WKK Wrocław wygrywa szósty mecz w lidze

poniedziałek, 16.11.2020 10:49 253 0

Sobotnie spotkanie w Łańcucie wrocławianie rozpoczęli w składzie: Michał Jędrzejewski, Jakub Koelner, Michał Sitnik, Jakub Patoka, Piotr Niedźwiedzki. Już w pierwszej rozegranej przez WKK akcji spod kosza trafił Michał Sitnik i to goście otworzyli wynik meczu. Ich trzy kolejne akcje z rzędu to strata posiadania piłki, a niemoc przełamał Piotr Niedźwiedzki. Po czterech minutach na parkiecie pojawił się Tomasz Prostak i już w pierwszym posiadaniu piłki odpalił za trzy (9:4). Za chwilę pierwszą trójkę dla gospodarzy trafił Filip Małgorzaciak, na tę akcję rzutem odpowiedział Dominik Rutkowski. Szybko jednak drugi raz z rzędu trafił zza łuku rzucający gospodarzy. Trójkę dorzucił jeszcze Michał Jankowski i łańcucianie wyszli na pierwsze w tym meczu prowadzenie (18:16). W kontrze trafił Łukasz Ubera, a chwilę później skrzydłowy dorzucił kolejną trójkę (26:20).

|---|

Zadanie pisemne A – Przepisz wiernie fragment relacji z meczu, zaczynając od słów "Sobotnie spotkanie w" i kończąc na słowach "kolejną trójkę (26:20).".

Wpisy regionów układu –
|---|

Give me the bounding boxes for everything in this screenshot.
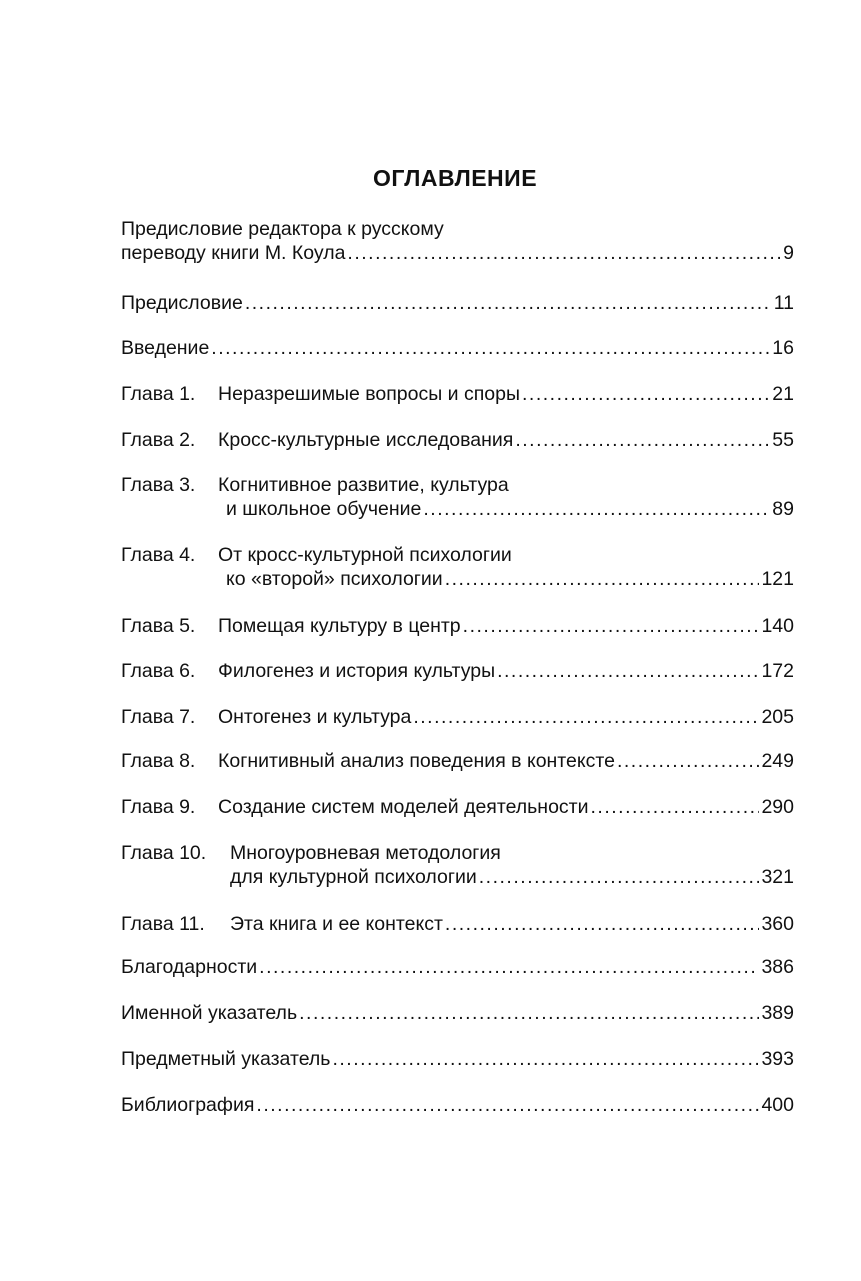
page-number: 11 (773, 292, 794, 314)
toc-entry (121, 659, 794, 683)
toc-entry-head (121, 705, 411, 729)
page-number: 16 (772, 337, 794, 359)
toc-entry-line (121, 1047, 794, 1071)
toc-entry (121, 955, 794, 979)
chapter-label: Глава 11. (121, 913, 205, 935)
toc-entry-line (121, 336, 794, 360)
toc-entry-head (121, 1047, 330, 1071)
page-number: 386 (761, 956, 794, 978)
chapter-label: Глава 10. (121, 842, 207, 864)
toc-entry (121, 1093, 794, 1117)
chapter-label: Глава 5. (121, 615, 196, 637)
toc-entry (121, 428, 794, 452)
page-number: 55 (772, 429, 794, 451)
chapter-label: Глава 9. (121, 796, 196, 818)
toc-entry-title: Предисловие редактора к русскому (121, 218, 444, 240)
toc-entry (121, 382, 794, 406)
toc-entry-head (121, 543, 512, 567)
dot-leader (211, 336, 770, 360)
page-number: 140 (761, 615, 794, 637)
dot-leader (332, 1047, 759, 1071)
toc-entry-head (121, 382, 520, 406)
toc-entry-title: Неразрешимые вопросы и споры (218, 383, 520, 405)
toc-entry-title: Библиография (121, 1094, 255, 1116)
page-number: 89 (772, 498, 794, 520)
chapter-label: Глава 7. (121, 706, 196, 728)
dot-leader (522, 382, 770, 406)
dot-leader (423, 497, 770, 521)
toc-entry (121, 217, 794, 265)
page-number: 360 (761, 913, 794, 935)
toc-entry-title: Создание систем моделей деятельности (218, 796, 589, 818)
toc-entry-line (121, 543, 794, 567)
page-number: 400 (761, 1094, 794, 1116)
toc-entry-head (121, 497, 421, 521)
toc-entry-head (121, 865, 477, 889)
toc-entry-head (121, 217, 444, 241)
dot-leader (413, 705, 759, 729)
toc-entry-line (121, 291, 794, 315)
toc-entry-line (121, 1093, 794, 1117)
page-number: 9 (783, 242, 794, 264)
dot-leader (256, 1093, 759, 1117)
toc-entry-head (121, 291, 243, 315)
toc-entry-line (121, 217, 794, 241)
page-number: 389 (761, 1002, 794, 1024)
page-number: 121 (761, 568, 794, 590)
page-number: 205 (761, 706, 794, 728)
toc-entry-title: Кросс-культурные исследования (218, 429, 514, 451)
toc-entry-title: Предметный указатель (121, 1048, 331, 1070)
toc-entry-title: Именной указатель (121, 1002, 298, 1024)
toc-entry-head (121, 614, 461, 638)
toc-entry (121, 543, 794, 591)
toc-entry-line (121, 1001, 794, 1025)
chapter-label: Глава 6. (121, 660, 196, 682)
dot-leader (479, 865, 760, 889)
toc-entry-title: Когнитивный анализ поведения в контексте (218, 750, 615, 772)
page-number: 21 (772, 383, 794, 405)
toc-entry-title: переводу книги М. Коула (121, 242, 346, 264)
toc-entry-head (121, 659, 495, 683)
toc-entry-head (121, 841, 501, 865)
page-number: 172 (761, 660, 794, 682)
toc-entry-line (121, 955, 794, 979)
toc-title: ОГЛАВЛЕНИЕ (372, 165, 538, 191)
dot-leader (445, 567, 760, 591)
chapter-label: Глава 3. (121, 474, 196, 496)
toc-entry-title: Помещая культуру в центр (218, 615, 461, 637)
toc-entry-title: для культурной психологии (230, 866, 477, 888)
toc-entry-title: Введение (121, 337, 210, 359)
dot-leader (463, 614, 760, 638)
toc-entry (121, 1001, 794, 1025)
toc-entry-head (121, 795, 589, 819)
toc-entry-line (121, 659, 794, 683)
chapter-label: Глава 1. (121, 383, 196, 405)
toc-entry-line (121, 705, 794, 729)
dot-leader (445, 912, 760, 936)
toc-entry-head (121, 955, 257, 979)
toc-entry-head (121, 1001, 297, 1025)
page-number: 290 (761, 796, 794, 818)
dot-leader (347, 241, 781, 265)
toc-entry (121, 473, 794, 521)
toc-entry-line (121, 795, 794, 819)
toc-entry-head (121, 567, 443, 591)
chapter-label: Глава 8. (121, 750, 196, 772)
dot-leader (299, 1001, 759, 1025)
toc-entry-head (121, 1093, 254, 1117)
toc-entry-line (121, 428, 794, 452)
toc-entry-head (121, 912, 443, 936)
toc-entry-title: Эта книга и ее контекст (230, 913, 443, 935)
toc-entry-head (121, 241, 345, 265)
toc-entry-title: Онтогенез и культура (218, 706, 412, 728)
dot-leader (497, 659, 759, 683)
toc-entry-line (121, 749, 794, 773)
toc-entry (121, 705, 794, 729)
toc-entry-line (121, 567, 794, 591)
toc-entry (121, 795, 794, 819)
toc-entry-title: Филогенез и история культуры (218, 660, 496, 682)
toc-entry-line (121, 382, 794, 406)
dot-leader (591, 795, 760, 819)
toc-entry-title: Когнитивное развитие, культура (218, 474, 509, 496)
chapter-label: Глава 4. (121, 544, 196, 566)
dot-leader (259, 955, 759, 979)
toc-entry-title: и школьное обучение (226, 498, 422, 520)
toc-entry-line (121, 473, 794, 497)
toc-entry (121, 841, 794, 889)
toc-entry-title: Предисловие (121, 292, 243, 314)
page-number: 249 (761, 750, 794, 772)
page-number: 321 (761, 866, 794, 888)
toc-entry-title: От кросс-культурной психологии (218, 544, 512, 566)
toc-entry-line (121, 841, 794, 865)
toc-entry (121, 1047, 794, 1071)
toc-entry-head (121, 473, 509, 497)
toc-entry-title: Благодарности (121, 956, 258, 978)
toc-entry (121, 614, 794, 638)
toc-entry-head (121, 336, 209, 360)
toc-entry-line (121, 241, 794, 265)
toc-entry-line (121, 865, 794, 889)
page-number: 393 (761, 1048, 794, 1070)
toc-entry (121, 912, 794, 936)
chapter-label: Глава 2. (121, 429, 196, 451)
dot-leader (515, 428, 770, 452)
toc-entry-head (121, 749, 615, 773)
toc-entry-line (121, 912, 794, 936)
toc-entry-title: ко «второй» психологии (226, 568, 443, 590)
toc-entry-head (121, 428, 513, 452)
toc-entry-line (121, 497, 794, 521)
dot-leader (617, 749, 760, 773)
toc-entry (121, 749, 794, 773)
toc-entry-line (121, 614, 794, 638)
dot-leader (245, 291, 772, 315)
toc-entry (121, 291, 794, 315)
toc-entry (121, 336, 794, 360)
toc-entry-title: Многоуровневая методология (230, 842, 501, 864)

|---|

Zadanie pisemne B – Podaj w formie listy numerowanej wiersze wpisów, zaczynając od wiersza zawierającego "page-number: 11 (773, 292, 794, 314)" i kończąc na wierszu zawierającym "chapter-label: Глава 9. (121, 796, 196, 818)", włącznie z oboma, bez pustych wierszy.

Odpowiedź pisemna A –
Sobotnie spotkanie w Łańcucie wrocławianie rozpoczęli w składzie: Michał Jędrzejewski, Jakub Koelner, Michał Sitnik, Jakub Patoka, Piotr Niedźwiedzki. Już w pierwszej rozegranej przez WKK akcji spod kosza trafił Michał Sitnik i to goście otworzyli wynik meczu. Ich trzy kolejne akcje z rzędu to strata posiadania piłki, a niemoc przełamał Piotr Niedźwiedzki. Po czterech minutach na parkiecie pojawił się Tomasz Prostak i już w pierwszym posiadaniu piłki odpalił za trzy (9:4). Za chwilę pierwszą trójkę dla gospodarzy trafił Filip Małgorzaciak, na tę akcję rzutem odpowiedział Dominik Rutkowski. Szybko jednak drugi raz z rzędu trafił zza łuku rzucający gospodarzy. Trójkę dorzucił jeszcze Michał Jankowski i łańcucianie wyszli na pierwsze w tym meczu prowadzenie (18:16). W kontrze trafił Łukasz Ubera, a chwilę później skrzydłowy dorzucił kolejną trójkę (26:20).

Odpowiedź pisemna B –
1. page-number: 11 (773, 292, 794, 314)
2. toc-entry (121, 659, 794, 683)
3. toc-entry-head (121, 705, 411, 729)
4. page-number: 16 (772, 337, 794, 359)
5. toc-entry-line (121, 1047, 794, 1071)
6. toc-entry (121, 955, 794, 979)
7. chapter-label: Глава 11. (121, 913, 205, 935)
8. toc-entry-line (121, 336, 794, 360)
9. toc-entry-head (121, 1047, 330, 1071)
10. page-number: 386 (761, 956, 794, 978)
11. chapter-label: Глава 10. (121, 842, 207, 864)
12. toc-entry (121, 1093, 794, 1117)
13. chapter-label: Глава 5. (121, 615, 196, 637)
14. toc-entry (121, 428, 794, 452)
15. page-number: 55 (772, 429, 794, 451)
16. chapter-label: Глава 9. (121, 796, 196, 818)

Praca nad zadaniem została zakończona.